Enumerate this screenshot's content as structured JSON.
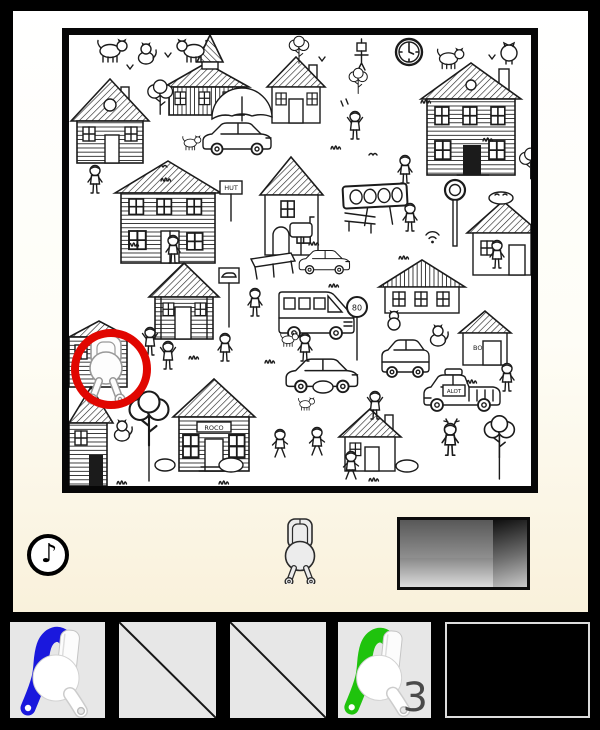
{
  "scene": {
    "description": "black-and-white hidden-object town illustration",
    "found_circle_color": "#e10600",
    "signs": {
      "storefront": "ROCO",
      "post": "HUT",
      "round": "80",
      "plate": "ALOT",
      "shed": "BO"
    }
  },
  "hint_bar": {
    "music_glyph": "♪"
  },
  "inventory": {
    "slots": [
      {
        "name": "figure-tool-blue",
        "state": "filled",
        "accent": "#1a18dd",
        "count": ""
      },
      {
        "name": "empty-slot",
        "state": "empty",
        "accent": "",
        "count": ""
      },
      {
        "name": "empty-slot",
        "state": "empty",
        "accent": "",
        "count": ""
      },
      {
        "name": "figure-tool-green",
        "state": "filled",
        "accent": "#1fc30d",
        "count": "3"
      },
      {
        "name": "display-slot",
        "state": "blank",
        "accent": "",
        "count": ""
      }
    ]
  },
  "colors": {
    "background": "#000000",
    "panel_top": "#ffffff",
    "panel_bottom": "#f8f1dc",
    "slot_bg": "#e7e7e7",
    "count_color": "#4a4a4a"
  }
}
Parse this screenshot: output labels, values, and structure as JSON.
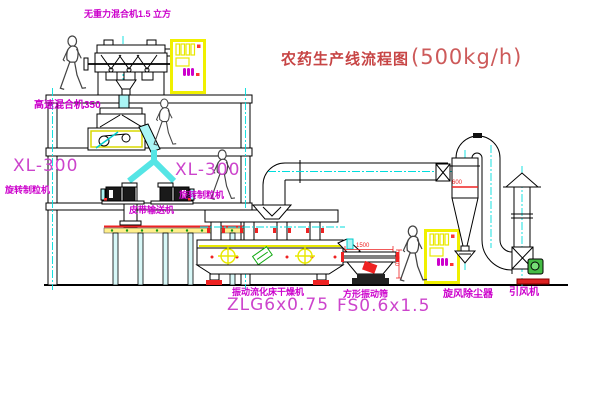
{
  "title": {
    "name": "农药生产线流程图",
    "capacity": "(500kg/h)"
  },
  "labels": {
    "gravity_mixer": "无重力混合机1.5 立方",
    "high_speed_mixer": "高速混合机350",
    "granulator_left": {
      "model": "XL-300",
      "name": "旋转制粒机"
    },
    "granulator_right": {
      "model": "XL-300",
      "name": "旋转制粒机"
    },
    "belt_conveyor": "皮带输送机",
    "dryer": {
      "name": "振动流化床干燥机",
      "model": "ZLG6x0.75"
    },
    "sieve": {
      "name": "方形振动筛",
      "model": "FS0.6x1.5"
    },
    "cyclone": "旋风除尘器",
    "fan": "引风机"
  },
  "dimensions": {
    "sieve_length": "1500",
    "sieve_height": "540",
    "cyclone_diameter": "600"
  },
  "colors": {
    "label_magenta": "#cc00cc",
    "title_red": "#c74545",
    "machine_yellow": "#f0f000",
    "centerline_cyan": "#00dddd",
    "detail_red": "#ee2222",
    "motor_green": "#44bb44"
  }
}
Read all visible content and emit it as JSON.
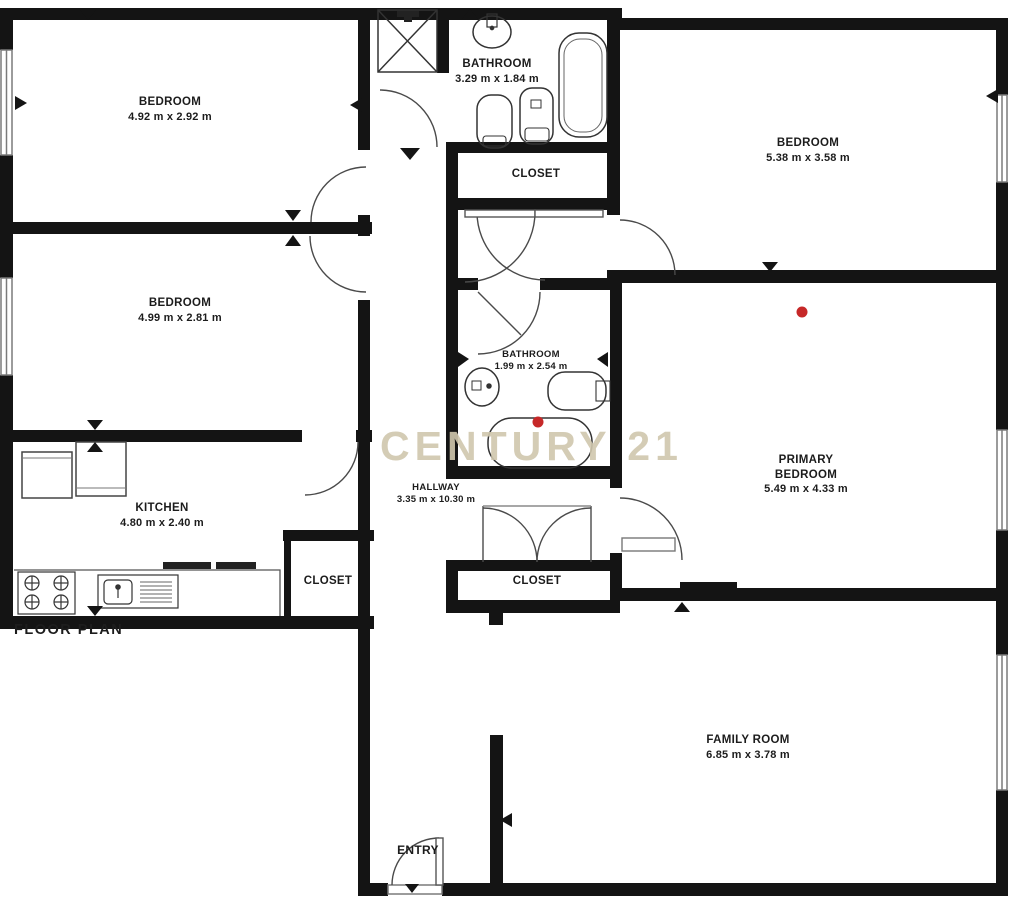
{
  "title": "FLOOR PLAN",
  "watermark": "CENTURY 21",
  "rooms": {
    "bedroom_top_left": {
      "name": "BEDROOM",
      "dims": "4.92 m x 2.92 m"
    },
    "bathroom_top": {
      "name": "BATHROOM",
      "dims": "3.29 m x 1.84 m"
    },
    "bedroom_top_right": {
      "name": "BEDROOM",
      "dims": "5.38 m x 3.58 m"
    },
    "closet_top": {
      "name": "CLOSET"
    },
    "bedroom_mid_left": {
      "name": "BEDROOM",
      "dims": "4.99 m x 2.81 m"
    },
    "bathroom_mid": {
      "name": "BATHROOM",
      "dims": "1.99 m x 2.54 m"
    },
    "primary_bedroom": {
      "name_line1": "PRIMARY",
      "name_line2": "BEDROOM",
      "dims": "5.49 m x 4.33 m"
    },
    "kitchen": {
      "name": "KITCHEN",
      "dims": "4.80 m x 2.40 m"
    },
    "closet_kitchen": {
      "name": "CLOSET"
    },
    "hallway": {
      "name": "HALLWAY",
      "dims": "3.35 m x 10.30 m"
    },
    "closet_hall": {
      "name": "CLOSET"
    },
    "family_room": {
      "name": "FAMILY ROOM",
      "dims": "6.85 m x 3.78 m"
    },
    "entry": {
      "name": "ENTRY"
    }
  },
  "colors": {
    "wall": "#141414",
    "line": "#3a3a3a",
    "marker_red": "#c62828",
    "watermark": "#d0c7ad"
  }
}
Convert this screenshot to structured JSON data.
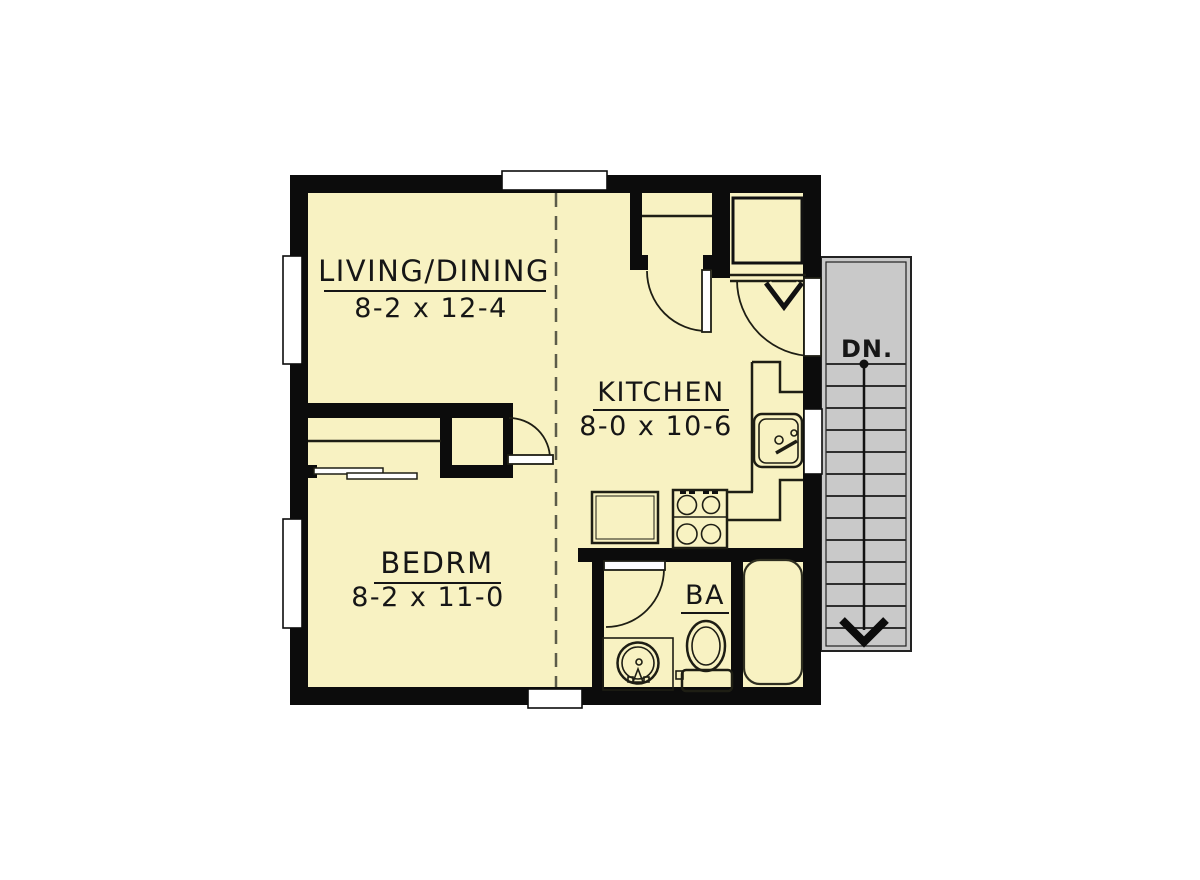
{
  "plan": {
    "type": "floor-plan",
    "rooms": [
      {
        "name": "living-dining",
        "label": "LIVING/DINING",
        "dimensions": "8-2 x 12-4"
      },
      {
        "name": "kitchen",
        "label": "KITCHEN",
        "dimensions": "8-0 x 10-6"
      },
      {
        "name": "bedroom",
        "label": "BEDRM",
        "dimensions": "8-2 x 11-0"
      },
      {
        "name": "bathroom",
        "label": "BA",
        "dimensions": ""
      }
    ],
    "stairs": {
      "label": "DN.",
      "direction": "down",
      "tread_count": 13
    },
    "fixtures": [
      "kitchen-sink",
      "range-stove",
      "refrigerator",
      "kitchen-counter",
      "entry-closet-shelf",
      "bedroom-closet-shelf-rod",
      "water-heater",
      "vent-v-symbol",
      "vanity-sink",
      "toilet",
      "bathtub"
    ],
    "windows": [
      "top-window",
      "left-window-upper",
      "left-window-lower",
      "bottom-window",
      "kitchen-right-window"
    ],
    "doors": [
      "entry-closet-door",
      "bedroom-door",
      "bathroom-door",
      "unit-entry-door"
    ],
    "colors": {
      "floor": "#f8f2c2",
      "wall": "#0c0c0c",
      "line": "#1e1e14",
      "stairs_fill": "#c9c9c9",
      "stairs_line": "#2f2f2f",
      "dashed": "#5c5c49",
      "window": "#ffffff",
      "background": "#ffffff"
    }
  }
}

◆ TASK DESCRIPTION
Find the word "content" and list each line it appears in.

◆ CORRECT OUTPUT
Enumerate this screenshot's content as structured JSON.
Read all visible content and emit it as JSON.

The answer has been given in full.